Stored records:
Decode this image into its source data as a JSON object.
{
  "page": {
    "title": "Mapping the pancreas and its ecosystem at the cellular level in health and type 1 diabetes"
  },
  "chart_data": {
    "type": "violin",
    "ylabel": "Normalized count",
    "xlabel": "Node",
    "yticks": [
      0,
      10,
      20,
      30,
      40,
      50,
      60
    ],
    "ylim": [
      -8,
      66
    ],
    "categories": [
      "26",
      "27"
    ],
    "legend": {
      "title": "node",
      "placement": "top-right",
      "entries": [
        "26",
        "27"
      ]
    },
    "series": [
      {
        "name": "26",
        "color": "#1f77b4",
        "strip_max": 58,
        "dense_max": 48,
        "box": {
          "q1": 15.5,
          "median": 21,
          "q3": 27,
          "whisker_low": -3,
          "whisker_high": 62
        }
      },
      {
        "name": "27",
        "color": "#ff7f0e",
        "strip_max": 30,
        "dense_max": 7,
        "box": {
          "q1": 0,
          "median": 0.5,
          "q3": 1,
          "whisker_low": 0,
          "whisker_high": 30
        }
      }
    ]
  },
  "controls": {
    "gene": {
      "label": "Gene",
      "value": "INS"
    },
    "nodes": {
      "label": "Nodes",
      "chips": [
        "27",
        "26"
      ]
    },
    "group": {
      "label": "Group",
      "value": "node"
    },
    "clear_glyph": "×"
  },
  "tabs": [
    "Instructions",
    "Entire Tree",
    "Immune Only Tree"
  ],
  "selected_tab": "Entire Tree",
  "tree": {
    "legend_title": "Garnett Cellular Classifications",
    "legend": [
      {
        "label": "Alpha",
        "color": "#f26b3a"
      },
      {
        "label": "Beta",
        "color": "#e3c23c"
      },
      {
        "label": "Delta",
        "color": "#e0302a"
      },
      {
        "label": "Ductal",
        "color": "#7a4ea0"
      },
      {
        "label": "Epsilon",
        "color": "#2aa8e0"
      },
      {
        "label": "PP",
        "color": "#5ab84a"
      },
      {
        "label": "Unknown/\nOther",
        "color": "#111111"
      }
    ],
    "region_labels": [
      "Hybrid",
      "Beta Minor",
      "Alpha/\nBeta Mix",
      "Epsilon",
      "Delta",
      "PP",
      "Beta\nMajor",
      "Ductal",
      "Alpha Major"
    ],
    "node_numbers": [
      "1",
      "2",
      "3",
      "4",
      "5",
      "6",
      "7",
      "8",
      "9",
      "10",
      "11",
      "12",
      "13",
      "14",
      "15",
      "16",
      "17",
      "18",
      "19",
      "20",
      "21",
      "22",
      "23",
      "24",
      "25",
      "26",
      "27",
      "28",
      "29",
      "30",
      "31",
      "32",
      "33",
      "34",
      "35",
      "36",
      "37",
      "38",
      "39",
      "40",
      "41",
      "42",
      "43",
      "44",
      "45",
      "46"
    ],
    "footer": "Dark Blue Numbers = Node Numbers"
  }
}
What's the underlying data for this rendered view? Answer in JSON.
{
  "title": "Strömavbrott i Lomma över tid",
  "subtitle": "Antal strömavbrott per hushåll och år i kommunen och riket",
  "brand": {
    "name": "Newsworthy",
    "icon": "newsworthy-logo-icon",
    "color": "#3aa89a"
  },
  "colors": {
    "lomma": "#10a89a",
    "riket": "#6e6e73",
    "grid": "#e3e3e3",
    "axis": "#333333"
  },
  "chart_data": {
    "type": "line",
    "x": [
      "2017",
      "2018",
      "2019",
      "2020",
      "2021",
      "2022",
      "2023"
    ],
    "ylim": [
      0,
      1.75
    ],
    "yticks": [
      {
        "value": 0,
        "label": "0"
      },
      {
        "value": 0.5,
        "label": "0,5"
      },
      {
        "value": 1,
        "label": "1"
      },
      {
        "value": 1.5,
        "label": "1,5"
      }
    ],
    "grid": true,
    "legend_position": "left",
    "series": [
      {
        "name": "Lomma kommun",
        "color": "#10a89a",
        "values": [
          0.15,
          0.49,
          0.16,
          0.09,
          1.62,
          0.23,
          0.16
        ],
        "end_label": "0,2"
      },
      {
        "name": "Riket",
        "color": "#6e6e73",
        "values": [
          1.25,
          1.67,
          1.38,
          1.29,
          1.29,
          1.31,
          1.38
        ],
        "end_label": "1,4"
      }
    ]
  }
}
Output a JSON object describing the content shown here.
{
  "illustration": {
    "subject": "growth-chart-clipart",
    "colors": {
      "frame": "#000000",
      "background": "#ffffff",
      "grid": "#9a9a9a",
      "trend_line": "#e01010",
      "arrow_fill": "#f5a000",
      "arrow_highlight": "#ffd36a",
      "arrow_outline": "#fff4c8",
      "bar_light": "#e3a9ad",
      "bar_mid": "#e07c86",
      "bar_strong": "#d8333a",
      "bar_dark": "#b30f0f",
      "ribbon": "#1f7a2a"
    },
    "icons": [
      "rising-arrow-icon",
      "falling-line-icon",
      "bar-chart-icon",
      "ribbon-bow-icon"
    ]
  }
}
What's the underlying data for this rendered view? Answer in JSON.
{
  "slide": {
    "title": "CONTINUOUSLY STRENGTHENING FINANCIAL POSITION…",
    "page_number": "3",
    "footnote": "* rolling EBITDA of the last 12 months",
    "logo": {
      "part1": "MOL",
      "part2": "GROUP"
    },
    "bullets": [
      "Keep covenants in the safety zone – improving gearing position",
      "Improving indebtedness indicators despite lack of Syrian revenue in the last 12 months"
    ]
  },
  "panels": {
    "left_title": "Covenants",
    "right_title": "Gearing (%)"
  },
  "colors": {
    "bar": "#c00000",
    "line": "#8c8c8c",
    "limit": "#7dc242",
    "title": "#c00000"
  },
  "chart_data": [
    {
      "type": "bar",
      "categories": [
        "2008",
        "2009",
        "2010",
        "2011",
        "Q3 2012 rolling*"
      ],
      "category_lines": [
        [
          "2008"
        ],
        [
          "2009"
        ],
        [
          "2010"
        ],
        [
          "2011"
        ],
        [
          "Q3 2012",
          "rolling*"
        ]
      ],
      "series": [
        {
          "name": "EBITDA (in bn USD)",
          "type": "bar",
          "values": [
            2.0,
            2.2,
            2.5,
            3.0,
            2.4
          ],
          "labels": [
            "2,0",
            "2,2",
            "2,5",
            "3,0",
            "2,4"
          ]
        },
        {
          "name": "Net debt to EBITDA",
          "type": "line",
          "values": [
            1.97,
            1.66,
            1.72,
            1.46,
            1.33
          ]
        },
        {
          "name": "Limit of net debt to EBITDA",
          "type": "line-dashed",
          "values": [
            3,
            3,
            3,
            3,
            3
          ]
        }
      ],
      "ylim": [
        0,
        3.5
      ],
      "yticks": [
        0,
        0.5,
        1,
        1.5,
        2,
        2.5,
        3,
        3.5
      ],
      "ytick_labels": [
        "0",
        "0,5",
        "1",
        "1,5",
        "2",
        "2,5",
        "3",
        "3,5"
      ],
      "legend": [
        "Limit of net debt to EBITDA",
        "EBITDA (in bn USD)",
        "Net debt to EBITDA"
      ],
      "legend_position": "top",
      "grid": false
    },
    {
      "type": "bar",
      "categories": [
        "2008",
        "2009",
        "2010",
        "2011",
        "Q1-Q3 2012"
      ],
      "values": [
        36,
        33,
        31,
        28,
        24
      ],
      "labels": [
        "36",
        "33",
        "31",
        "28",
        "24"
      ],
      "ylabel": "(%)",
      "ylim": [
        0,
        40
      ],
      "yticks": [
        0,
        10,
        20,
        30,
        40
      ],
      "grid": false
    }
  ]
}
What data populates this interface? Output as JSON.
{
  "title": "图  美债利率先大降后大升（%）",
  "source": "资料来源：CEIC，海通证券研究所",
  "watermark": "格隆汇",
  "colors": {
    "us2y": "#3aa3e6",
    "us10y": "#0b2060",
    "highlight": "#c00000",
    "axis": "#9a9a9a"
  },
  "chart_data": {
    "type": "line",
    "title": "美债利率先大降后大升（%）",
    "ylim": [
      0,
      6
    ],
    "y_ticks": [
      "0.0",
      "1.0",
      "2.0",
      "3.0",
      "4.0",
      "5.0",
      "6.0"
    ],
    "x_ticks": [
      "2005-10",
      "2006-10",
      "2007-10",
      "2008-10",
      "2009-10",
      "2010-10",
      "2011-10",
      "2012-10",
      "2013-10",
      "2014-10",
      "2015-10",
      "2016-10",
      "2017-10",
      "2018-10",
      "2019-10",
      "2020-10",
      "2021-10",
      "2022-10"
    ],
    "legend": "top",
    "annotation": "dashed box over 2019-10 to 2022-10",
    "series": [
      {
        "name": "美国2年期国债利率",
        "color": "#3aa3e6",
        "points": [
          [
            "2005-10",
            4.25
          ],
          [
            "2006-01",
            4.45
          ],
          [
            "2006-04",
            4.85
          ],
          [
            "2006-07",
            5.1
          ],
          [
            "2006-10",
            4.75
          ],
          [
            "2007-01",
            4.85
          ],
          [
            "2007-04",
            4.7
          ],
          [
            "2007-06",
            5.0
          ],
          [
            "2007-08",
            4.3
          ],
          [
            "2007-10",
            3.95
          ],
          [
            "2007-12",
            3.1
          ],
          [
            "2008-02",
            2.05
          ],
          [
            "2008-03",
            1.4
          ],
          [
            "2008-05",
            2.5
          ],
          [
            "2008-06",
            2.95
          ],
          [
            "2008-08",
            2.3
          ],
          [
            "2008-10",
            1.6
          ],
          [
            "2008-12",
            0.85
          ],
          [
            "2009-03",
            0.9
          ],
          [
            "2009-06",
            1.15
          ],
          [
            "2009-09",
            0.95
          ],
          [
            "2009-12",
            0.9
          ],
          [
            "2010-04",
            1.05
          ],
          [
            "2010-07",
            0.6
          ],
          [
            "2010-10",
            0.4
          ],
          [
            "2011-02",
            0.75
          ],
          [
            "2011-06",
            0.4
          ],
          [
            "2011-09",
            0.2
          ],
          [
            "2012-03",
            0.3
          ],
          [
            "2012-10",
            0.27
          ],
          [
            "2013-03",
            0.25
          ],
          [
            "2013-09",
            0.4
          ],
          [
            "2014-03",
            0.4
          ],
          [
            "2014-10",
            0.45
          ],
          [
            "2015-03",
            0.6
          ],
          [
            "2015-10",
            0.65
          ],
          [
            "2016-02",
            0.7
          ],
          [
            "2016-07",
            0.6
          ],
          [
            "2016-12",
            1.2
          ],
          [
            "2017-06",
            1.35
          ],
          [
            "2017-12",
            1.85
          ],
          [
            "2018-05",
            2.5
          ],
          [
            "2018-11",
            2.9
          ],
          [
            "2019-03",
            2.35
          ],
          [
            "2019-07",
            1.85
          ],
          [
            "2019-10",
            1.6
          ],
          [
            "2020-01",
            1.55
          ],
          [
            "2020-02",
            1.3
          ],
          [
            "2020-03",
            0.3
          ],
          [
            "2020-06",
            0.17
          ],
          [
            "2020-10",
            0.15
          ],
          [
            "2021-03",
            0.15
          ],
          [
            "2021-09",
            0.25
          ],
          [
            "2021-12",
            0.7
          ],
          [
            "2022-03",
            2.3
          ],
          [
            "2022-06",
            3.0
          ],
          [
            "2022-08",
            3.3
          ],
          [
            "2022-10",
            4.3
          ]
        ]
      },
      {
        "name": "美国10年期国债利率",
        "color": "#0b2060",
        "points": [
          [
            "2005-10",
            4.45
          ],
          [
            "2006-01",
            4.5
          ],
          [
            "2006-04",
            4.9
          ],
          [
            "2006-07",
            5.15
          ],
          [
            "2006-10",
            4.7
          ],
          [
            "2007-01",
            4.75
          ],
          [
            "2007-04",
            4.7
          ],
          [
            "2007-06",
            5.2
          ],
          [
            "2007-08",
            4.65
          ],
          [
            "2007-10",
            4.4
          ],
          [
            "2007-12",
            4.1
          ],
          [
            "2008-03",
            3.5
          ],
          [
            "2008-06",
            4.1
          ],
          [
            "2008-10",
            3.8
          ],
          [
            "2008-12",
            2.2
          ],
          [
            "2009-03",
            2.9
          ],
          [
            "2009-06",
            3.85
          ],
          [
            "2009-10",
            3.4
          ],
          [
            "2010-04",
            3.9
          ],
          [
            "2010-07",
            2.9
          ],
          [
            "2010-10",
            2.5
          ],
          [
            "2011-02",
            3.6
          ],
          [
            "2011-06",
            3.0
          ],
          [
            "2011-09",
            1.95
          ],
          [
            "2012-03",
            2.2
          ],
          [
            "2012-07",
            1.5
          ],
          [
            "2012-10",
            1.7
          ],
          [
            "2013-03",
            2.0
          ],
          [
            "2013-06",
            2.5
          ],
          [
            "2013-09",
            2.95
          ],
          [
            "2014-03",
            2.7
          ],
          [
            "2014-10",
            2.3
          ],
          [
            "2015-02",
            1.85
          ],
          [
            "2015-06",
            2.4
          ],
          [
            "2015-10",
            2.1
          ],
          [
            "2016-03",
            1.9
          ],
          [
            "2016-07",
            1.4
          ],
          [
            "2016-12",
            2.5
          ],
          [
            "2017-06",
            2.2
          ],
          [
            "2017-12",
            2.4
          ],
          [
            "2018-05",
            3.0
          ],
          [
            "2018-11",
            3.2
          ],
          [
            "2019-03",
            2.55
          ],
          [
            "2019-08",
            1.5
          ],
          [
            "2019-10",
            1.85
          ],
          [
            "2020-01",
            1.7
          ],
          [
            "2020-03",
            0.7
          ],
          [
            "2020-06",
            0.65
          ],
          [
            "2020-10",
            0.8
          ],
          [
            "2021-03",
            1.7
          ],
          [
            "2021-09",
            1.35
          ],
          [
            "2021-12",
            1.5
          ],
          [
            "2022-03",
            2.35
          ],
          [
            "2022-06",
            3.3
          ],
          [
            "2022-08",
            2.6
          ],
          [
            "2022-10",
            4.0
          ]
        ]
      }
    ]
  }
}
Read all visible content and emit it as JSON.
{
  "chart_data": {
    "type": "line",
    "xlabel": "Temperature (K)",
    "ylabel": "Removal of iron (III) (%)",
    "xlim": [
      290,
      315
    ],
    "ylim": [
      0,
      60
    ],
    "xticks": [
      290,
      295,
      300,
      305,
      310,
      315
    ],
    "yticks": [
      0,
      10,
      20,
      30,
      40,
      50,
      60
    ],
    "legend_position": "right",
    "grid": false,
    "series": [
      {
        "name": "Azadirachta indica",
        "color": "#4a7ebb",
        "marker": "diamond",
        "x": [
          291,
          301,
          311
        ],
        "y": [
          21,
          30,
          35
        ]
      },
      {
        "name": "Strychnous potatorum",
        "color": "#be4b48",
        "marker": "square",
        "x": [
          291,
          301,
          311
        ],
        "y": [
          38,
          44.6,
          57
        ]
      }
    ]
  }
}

Directions for this task: Give back exactly the lines from the line containing "Read all visible content and emit it as JSON." to the end of the entries, and no other lines.

The solution:
Read all visible content and emit it as JSON.
{
  "chart_data": {
    "type": "line",
    "xlabel": "Temperature (K)",
    "ylabel": "Removal of iron (III) (%)",
    "xlim": [
      290,
      315
    ],
    "ylim": [
      0,
      60
    ],
    "xticks": [
      290,
      295,
      300,
      305,
      310,
      315
    ],
    "yticks": [
      0,
      10,
      20,
      30,
      40,
      50,
      60
    ],
    "legend_position": "right",
    "grid": false,
    "series": [
      {
        "name": "Azadirachta indica",
        "color": "#4a7ebb",
        "marker": "diamond",
        "x": [
          291,
          301,
          311
        ],
        "y": [
          21,
          30,
          35
        ]
      },
      {
        "name": "Strychnous potatorum",
        "color": "#be4b48",
        "marker": "square",
        "x": [
          291,
          301,
          311
        ],
        "y": [
          38,
          44.6,
          57
        ]
      }
    ]
  }
}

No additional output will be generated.